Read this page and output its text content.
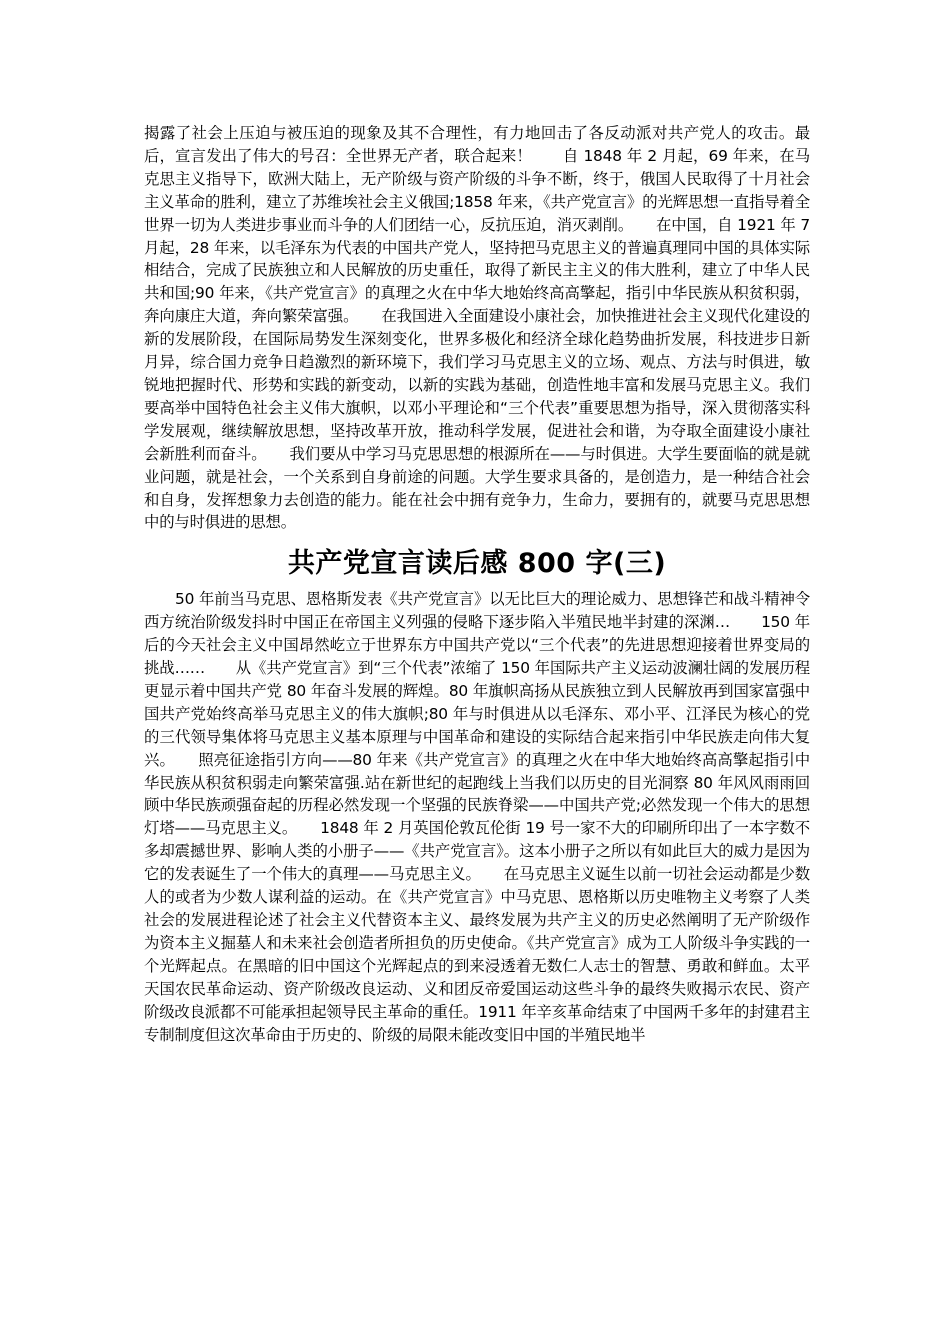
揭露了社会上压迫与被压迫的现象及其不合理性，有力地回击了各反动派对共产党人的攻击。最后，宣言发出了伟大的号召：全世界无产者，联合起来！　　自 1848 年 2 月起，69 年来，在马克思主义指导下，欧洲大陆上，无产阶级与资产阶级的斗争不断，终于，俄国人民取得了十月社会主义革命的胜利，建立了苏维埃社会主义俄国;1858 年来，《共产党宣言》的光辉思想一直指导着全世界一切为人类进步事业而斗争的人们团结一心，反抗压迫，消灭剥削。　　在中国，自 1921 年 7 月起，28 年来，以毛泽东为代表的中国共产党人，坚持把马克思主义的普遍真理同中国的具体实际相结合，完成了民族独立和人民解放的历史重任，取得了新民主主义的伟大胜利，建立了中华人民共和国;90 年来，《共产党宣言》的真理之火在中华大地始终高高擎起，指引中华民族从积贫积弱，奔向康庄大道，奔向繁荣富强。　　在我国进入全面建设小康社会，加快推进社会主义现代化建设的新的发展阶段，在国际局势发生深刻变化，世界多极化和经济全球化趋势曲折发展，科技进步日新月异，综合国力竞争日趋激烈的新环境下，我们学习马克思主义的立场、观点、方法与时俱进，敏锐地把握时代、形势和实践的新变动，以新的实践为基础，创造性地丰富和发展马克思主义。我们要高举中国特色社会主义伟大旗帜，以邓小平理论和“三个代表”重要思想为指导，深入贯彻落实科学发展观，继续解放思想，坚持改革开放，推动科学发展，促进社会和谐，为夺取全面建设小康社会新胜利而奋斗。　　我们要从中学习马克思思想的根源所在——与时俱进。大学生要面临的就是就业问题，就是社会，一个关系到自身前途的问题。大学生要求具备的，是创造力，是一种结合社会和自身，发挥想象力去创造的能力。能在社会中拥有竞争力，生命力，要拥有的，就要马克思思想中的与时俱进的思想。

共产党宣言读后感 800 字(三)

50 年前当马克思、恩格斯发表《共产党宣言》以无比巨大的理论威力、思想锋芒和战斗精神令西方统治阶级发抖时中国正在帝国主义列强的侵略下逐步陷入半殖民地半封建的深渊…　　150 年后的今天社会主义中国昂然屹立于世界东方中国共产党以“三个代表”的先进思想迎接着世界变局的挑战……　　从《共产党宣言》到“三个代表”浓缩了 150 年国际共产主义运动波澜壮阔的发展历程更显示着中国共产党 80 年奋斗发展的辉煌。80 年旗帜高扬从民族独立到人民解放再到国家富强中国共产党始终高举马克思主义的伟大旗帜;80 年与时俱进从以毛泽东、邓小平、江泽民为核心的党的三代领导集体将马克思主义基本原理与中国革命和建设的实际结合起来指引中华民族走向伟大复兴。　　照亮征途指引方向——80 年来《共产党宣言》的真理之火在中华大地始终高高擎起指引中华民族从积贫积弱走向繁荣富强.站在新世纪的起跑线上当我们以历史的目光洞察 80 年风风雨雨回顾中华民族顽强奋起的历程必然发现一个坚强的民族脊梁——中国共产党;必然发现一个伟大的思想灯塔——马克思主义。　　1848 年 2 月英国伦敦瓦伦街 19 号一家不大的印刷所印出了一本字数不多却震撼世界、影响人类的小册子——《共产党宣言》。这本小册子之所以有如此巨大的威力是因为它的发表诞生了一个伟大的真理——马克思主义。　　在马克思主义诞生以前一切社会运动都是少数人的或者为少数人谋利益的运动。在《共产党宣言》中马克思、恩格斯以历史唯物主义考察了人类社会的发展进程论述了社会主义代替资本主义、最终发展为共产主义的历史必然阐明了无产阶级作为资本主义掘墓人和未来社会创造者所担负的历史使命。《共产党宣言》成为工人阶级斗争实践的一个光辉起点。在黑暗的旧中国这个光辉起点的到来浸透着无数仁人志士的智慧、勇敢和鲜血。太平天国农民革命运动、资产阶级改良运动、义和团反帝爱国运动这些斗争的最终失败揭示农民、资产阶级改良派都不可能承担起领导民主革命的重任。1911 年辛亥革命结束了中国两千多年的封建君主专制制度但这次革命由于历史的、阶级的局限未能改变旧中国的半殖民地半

---

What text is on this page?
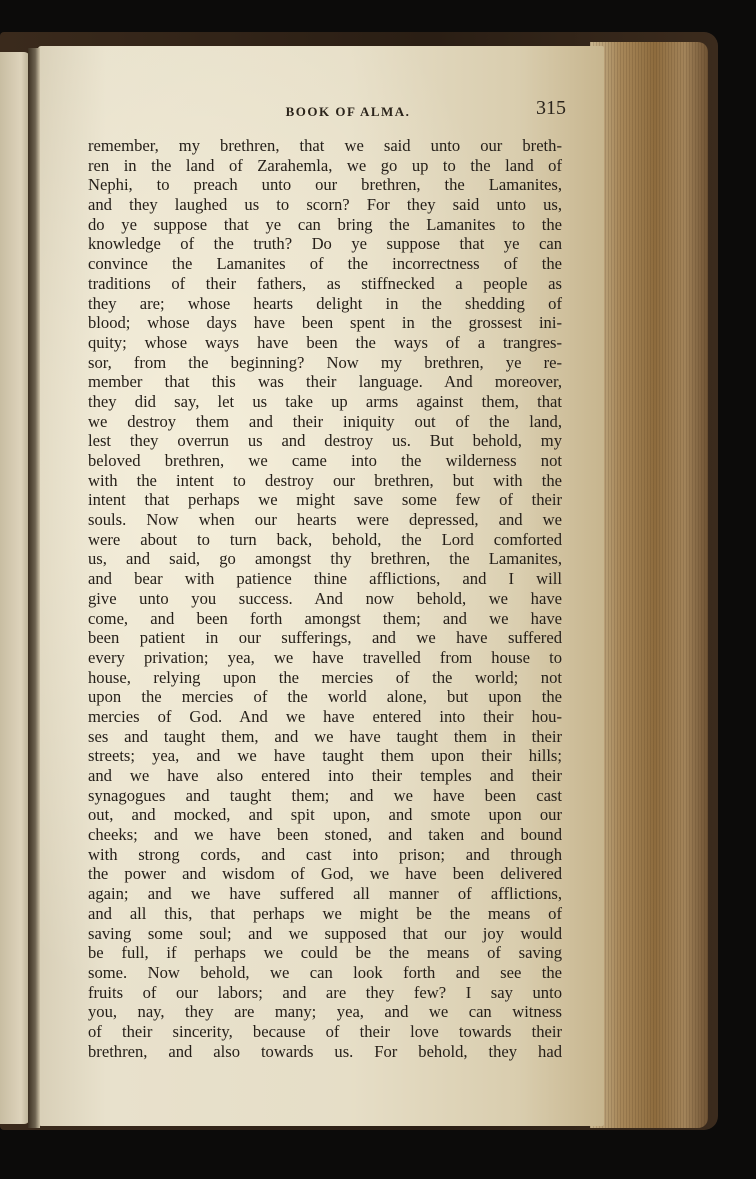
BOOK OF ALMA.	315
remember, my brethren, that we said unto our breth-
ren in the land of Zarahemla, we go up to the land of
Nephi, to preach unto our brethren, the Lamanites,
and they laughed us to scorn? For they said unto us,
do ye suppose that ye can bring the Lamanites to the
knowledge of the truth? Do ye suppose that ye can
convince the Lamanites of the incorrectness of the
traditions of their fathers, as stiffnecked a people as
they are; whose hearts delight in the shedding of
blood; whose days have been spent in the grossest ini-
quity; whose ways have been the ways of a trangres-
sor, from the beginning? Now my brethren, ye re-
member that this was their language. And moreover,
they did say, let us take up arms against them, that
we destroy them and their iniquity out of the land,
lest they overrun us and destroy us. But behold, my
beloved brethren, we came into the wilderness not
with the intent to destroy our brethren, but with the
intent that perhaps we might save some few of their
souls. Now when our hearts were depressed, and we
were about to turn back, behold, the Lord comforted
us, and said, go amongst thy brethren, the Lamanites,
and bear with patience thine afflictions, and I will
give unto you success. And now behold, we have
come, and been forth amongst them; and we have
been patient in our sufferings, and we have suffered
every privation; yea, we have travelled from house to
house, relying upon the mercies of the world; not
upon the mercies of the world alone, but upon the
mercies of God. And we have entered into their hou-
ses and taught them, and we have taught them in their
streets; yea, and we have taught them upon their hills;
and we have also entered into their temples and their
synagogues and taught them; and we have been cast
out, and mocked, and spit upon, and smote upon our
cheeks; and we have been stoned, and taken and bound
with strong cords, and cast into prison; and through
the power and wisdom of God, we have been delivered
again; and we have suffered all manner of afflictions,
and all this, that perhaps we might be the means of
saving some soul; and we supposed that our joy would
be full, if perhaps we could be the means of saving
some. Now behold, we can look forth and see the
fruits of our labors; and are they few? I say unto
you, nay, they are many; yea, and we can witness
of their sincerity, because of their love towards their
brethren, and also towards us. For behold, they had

Objective: Extract every line that has the string "hearts" in it.

Answer to the problem:
they are; whose hearts delight in the shedding of
souls. Now when our hearts were depressed, and we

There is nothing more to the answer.